- **TEXT UNDER STUDY**:
▼▼▼

When a Naruto character shouts 火遁 (Katon, Fire Release), they are invoking the same fire element that gives Tuesday its name. When a trainer catches Suicune, the game is using the same sui that starts Wednesday. These connections are not wordplay - they are the same vocabulary from the same classical source, recurring because Japanese culture is built on this foundation.
The practical payoff: if you learn the five element kanji (火水木金土) as a group, you unlock all seven weekday names, all five jutsu element classifications in Naruto, the five planets' Japanese names, and dozens of compound words built from these roots. Learning them as isolated flashcards means memorizing 7 random strings. Learning them as one system means understanding the logic behind everything built on top of it.
KitsuBeat's song library has tracks from Naruto, One Piece, Death Note, and Pokemon - anime where these elements show up constantly in lyrics. Once you recognize 火 (hi), 水 (mizu), 木 (ki), and 月 (tsuki) as load-bearing vocabulary in the language, you start catching them in songs before you even look them up.
Browse more deep dives on the vocabulary hiding inside anime and games in the KitsuBeat journal.
FAQ
What are the days of the week in Japanese?
The seven days in Japanese are: 日曜日 (Nichiyōbi, Sunday), 月曜日 (Getsuyōbi, Monday), 火曜日 (Kayōbi, Tuesday), 水曜日 (Suiyōbi, Wednesday), 木曜日 (Mokuyōbi, Thursday), 金曜日 (Kin'yōbi, Friday), 土曜日 (Doyōbi, Saturday). Each day is named after one of seven classical celestial bodies: Sun, Moon, Fire, Water, Wood, Gold/Metal, and Earth.
Why are Japanese days of the week named after elements?
Japanese days of the week are based on the ancient Chinese system of the Seven Luminaries (七曜, shichiyō) - the Sun, Moon, and five classical planets visible to the naked eye (Mars, Mercury, Jupiter, Venus, Saturn). Each planet was associated with one of the Five Elements (五行, gogyō): fire, water, wood, metal, earth. Japan adopted this system during the Tang Dynasty cultural exchange period in the 7th to 9th centuries CE.

▲▲▲

- **GIVEN INFORMATION**:
▼▼▼

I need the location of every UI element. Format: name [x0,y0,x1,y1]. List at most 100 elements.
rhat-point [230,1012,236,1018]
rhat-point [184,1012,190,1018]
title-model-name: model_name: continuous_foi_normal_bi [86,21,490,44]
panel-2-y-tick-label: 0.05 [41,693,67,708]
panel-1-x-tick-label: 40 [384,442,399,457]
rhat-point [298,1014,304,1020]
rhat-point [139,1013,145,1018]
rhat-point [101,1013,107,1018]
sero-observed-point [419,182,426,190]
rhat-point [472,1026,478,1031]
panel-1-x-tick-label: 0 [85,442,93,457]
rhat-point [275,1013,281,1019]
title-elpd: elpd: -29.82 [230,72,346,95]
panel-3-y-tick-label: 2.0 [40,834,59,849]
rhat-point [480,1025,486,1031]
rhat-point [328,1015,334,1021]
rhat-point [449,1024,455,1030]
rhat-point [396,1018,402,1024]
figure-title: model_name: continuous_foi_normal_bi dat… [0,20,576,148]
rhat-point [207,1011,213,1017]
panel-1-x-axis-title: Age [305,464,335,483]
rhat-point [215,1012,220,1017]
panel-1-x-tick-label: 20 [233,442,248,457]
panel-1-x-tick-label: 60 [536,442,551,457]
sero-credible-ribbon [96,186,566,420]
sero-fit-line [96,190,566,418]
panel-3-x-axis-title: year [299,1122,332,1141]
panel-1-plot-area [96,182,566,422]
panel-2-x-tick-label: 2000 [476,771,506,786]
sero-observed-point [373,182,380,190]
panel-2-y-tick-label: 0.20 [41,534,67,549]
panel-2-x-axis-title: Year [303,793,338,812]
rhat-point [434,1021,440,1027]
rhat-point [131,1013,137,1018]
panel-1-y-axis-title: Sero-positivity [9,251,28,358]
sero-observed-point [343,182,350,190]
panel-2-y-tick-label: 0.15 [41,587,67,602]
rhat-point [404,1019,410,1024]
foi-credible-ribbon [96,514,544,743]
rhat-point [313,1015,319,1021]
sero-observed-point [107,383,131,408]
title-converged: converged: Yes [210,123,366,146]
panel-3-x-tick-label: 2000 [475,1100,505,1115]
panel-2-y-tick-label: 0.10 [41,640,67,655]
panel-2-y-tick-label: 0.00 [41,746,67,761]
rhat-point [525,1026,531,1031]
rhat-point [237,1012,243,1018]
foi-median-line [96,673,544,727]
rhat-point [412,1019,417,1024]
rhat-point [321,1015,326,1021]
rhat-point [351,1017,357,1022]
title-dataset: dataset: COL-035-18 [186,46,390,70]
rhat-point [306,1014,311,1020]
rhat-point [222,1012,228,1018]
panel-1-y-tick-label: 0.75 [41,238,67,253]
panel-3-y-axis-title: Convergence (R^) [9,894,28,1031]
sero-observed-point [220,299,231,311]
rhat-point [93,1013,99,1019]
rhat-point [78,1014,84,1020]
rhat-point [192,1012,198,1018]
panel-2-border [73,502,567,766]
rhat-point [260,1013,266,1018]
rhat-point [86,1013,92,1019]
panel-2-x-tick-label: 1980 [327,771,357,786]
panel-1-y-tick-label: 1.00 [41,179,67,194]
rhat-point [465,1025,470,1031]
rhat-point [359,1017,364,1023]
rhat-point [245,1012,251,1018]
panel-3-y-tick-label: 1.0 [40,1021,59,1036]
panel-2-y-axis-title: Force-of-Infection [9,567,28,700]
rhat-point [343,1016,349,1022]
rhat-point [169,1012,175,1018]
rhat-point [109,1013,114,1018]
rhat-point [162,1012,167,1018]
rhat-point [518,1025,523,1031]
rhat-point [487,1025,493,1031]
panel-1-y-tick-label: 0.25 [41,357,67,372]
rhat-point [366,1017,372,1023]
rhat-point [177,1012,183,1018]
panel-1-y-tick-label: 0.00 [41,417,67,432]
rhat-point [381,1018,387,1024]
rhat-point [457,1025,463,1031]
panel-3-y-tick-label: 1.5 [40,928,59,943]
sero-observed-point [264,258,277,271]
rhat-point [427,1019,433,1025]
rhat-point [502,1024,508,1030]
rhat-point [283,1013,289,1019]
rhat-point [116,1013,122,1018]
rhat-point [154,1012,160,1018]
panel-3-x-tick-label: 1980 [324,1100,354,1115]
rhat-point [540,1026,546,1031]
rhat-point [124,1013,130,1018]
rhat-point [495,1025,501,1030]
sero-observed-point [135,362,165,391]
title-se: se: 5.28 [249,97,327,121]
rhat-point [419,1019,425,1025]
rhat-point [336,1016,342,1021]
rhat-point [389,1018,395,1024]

▲▲▲

- **PROBLEM REQUIREMENTS**: Please rewrite the part of the passage on Japanese weekday names starting with "KitsuBeat's song library" and going on through "named after elements?", putting "words" in place of "vocabulary". The items have no connection to the passage on Japanese weekday names.

- **RESPONSE TO THIS EXERCISE**:
KitsuBeat's song library has tracks from Naruto, One Piece, Death Note, and Pokemon - anime where these elements show up constantly in lyrics. Once you recognize 火 (hi), 水 (mizu), 木 (ki), and 月 (tsuki) as load-bearing words in the language, you start catching them in songs before you even look them up.
Browse more deep dives on the words hiding inside anime and games in the KitsuBeat journal.
FAQ
What are the days of the week in Japanese?
The seven days in Japanese are: 日曜日 (Nichiyōbi, Sunday), 月曜日 (Getsuyōbi, Monday), 火曜日 (Kayōbi, Tuesday), 水曜日 (Suiyōbi, Wednesday), 木曜日 (Mokuyōbi, Thursday), 金曜日 (Kin'yōbi, Friday), 土曜日 (Doyōbi, Saturday). Each day is named after one of seven classical celestial bodies: Sun, Moon, Fire, Water, Wood, Gold/Metal, and Earth.
Why are Japanese days of the week named after elements?